■ Data for this exercise
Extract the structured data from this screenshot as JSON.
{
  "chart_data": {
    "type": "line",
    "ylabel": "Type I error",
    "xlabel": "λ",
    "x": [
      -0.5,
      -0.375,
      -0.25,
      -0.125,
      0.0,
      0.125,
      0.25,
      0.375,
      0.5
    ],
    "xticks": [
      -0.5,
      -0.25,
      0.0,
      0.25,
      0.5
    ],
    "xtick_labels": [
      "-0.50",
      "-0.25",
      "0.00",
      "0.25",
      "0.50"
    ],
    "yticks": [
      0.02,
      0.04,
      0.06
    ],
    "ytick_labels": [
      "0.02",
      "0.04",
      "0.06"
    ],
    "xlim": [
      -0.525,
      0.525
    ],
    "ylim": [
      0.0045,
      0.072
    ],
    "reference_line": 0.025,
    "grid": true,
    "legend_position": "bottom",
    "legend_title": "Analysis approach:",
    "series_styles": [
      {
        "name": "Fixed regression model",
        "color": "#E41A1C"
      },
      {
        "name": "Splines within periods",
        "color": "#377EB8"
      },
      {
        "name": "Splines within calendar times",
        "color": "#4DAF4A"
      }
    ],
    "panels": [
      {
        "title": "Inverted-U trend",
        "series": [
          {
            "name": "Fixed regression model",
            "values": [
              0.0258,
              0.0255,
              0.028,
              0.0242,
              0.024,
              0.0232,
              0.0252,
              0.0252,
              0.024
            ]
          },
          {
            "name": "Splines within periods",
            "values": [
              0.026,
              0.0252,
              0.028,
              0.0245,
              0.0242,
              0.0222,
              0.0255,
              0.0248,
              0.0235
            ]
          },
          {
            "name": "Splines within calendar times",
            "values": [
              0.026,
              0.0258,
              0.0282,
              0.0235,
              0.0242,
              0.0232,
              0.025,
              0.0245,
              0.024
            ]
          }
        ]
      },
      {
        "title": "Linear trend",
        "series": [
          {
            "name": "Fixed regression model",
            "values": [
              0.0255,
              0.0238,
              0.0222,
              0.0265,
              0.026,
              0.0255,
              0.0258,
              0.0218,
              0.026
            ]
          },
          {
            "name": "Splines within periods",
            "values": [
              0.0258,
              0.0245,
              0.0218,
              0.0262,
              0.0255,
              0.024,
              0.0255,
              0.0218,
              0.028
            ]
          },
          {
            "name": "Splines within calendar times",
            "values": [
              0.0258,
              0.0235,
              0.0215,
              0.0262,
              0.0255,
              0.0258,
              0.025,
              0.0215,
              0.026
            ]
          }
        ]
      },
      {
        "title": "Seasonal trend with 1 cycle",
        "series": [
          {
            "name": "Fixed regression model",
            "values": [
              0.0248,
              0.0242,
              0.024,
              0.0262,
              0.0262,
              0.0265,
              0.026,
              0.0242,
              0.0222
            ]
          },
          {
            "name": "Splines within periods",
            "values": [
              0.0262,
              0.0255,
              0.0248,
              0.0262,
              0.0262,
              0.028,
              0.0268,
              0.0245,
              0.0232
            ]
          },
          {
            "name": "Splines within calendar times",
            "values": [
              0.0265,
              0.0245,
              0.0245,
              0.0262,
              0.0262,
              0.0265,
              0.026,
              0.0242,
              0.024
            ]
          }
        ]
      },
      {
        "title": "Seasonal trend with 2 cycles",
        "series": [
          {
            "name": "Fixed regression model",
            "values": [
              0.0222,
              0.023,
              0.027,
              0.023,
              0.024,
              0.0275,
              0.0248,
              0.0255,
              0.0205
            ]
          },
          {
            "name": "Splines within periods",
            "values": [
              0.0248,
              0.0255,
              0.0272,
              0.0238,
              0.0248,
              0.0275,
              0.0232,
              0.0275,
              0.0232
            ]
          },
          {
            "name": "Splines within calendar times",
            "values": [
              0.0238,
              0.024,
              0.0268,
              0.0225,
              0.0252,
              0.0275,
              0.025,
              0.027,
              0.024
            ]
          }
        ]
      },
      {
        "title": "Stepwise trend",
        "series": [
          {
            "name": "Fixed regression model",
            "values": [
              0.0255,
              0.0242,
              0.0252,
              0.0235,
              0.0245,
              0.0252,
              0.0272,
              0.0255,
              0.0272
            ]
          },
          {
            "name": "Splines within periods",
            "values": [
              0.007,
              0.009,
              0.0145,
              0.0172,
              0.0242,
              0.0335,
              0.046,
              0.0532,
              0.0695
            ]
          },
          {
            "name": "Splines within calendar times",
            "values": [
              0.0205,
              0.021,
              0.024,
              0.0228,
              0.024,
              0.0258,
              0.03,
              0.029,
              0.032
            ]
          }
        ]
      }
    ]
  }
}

■ Brief
List all lines from the entries that include the word "trend".

■ Exercise output
        "title": "Inverted-U trend",
        "title": "Linear trend",
        "title": "Seasonal trend with 1 cycle",
        "title": "Seasonal trend with 2 cycles",
        "title": "Stepwise trend",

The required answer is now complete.